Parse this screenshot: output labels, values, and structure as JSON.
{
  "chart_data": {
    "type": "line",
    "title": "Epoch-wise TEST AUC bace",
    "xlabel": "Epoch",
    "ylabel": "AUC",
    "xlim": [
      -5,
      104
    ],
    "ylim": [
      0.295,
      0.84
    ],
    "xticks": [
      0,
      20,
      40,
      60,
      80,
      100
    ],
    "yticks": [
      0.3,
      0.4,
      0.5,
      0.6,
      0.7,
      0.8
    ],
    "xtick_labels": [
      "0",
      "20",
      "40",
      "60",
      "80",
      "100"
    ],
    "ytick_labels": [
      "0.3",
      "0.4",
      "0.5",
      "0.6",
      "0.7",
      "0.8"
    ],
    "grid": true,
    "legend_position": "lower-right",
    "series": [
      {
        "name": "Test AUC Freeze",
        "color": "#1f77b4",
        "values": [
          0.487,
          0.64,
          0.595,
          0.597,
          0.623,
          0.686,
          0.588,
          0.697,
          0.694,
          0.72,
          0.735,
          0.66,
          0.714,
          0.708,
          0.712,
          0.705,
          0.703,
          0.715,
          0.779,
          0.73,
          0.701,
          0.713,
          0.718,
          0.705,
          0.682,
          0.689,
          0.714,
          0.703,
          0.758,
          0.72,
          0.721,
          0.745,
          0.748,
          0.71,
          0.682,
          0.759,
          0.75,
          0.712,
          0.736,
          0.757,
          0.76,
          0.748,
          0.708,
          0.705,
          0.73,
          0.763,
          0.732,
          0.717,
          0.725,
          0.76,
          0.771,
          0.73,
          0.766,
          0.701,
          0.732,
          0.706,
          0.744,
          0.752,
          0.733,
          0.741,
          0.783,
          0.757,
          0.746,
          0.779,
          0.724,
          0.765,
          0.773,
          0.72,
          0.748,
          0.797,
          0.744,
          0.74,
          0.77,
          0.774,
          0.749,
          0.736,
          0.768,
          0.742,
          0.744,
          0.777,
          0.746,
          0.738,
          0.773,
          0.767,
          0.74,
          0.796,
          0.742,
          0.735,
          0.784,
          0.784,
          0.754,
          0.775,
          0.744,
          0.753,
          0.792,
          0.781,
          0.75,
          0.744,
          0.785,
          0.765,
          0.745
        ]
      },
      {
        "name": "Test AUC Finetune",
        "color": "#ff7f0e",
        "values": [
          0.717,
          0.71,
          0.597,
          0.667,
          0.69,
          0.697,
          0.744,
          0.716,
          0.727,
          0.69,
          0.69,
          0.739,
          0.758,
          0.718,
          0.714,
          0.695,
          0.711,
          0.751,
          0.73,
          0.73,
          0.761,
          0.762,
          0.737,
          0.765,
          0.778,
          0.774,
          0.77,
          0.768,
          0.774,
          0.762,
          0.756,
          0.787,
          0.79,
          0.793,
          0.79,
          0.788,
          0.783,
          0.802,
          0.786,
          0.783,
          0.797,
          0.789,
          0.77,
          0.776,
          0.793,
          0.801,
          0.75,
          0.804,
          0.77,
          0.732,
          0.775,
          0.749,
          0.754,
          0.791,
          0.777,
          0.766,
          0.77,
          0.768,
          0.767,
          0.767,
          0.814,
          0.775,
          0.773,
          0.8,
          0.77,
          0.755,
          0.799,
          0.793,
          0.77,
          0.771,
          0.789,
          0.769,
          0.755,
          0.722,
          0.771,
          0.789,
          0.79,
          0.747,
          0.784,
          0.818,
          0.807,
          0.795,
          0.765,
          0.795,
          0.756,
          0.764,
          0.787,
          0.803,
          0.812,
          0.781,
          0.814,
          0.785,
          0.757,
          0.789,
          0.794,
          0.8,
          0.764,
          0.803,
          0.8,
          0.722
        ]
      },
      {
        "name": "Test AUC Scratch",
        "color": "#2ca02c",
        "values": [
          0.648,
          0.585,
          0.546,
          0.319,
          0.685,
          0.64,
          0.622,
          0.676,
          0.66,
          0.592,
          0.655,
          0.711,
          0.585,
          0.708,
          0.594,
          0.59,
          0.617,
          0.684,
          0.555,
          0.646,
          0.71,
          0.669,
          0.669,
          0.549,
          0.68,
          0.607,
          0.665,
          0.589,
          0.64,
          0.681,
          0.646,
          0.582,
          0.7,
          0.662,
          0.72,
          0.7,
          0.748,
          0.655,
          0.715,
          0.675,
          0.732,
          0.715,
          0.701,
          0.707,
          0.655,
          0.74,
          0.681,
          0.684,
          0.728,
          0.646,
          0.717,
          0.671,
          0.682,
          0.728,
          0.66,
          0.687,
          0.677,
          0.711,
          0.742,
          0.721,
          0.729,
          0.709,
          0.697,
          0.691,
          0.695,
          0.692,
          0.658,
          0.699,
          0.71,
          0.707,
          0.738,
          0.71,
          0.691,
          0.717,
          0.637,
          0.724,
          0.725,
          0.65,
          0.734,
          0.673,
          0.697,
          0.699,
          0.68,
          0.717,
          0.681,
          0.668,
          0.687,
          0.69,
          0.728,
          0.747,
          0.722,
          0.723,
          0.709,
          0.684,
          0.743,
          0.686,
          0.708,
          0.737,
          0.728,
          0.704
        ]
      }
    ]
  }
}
###
* **WHAT YOU NEED TO DO**: Find how many lines hold the string "name", and state that number alone.

* **TASK RESPONSE**: 3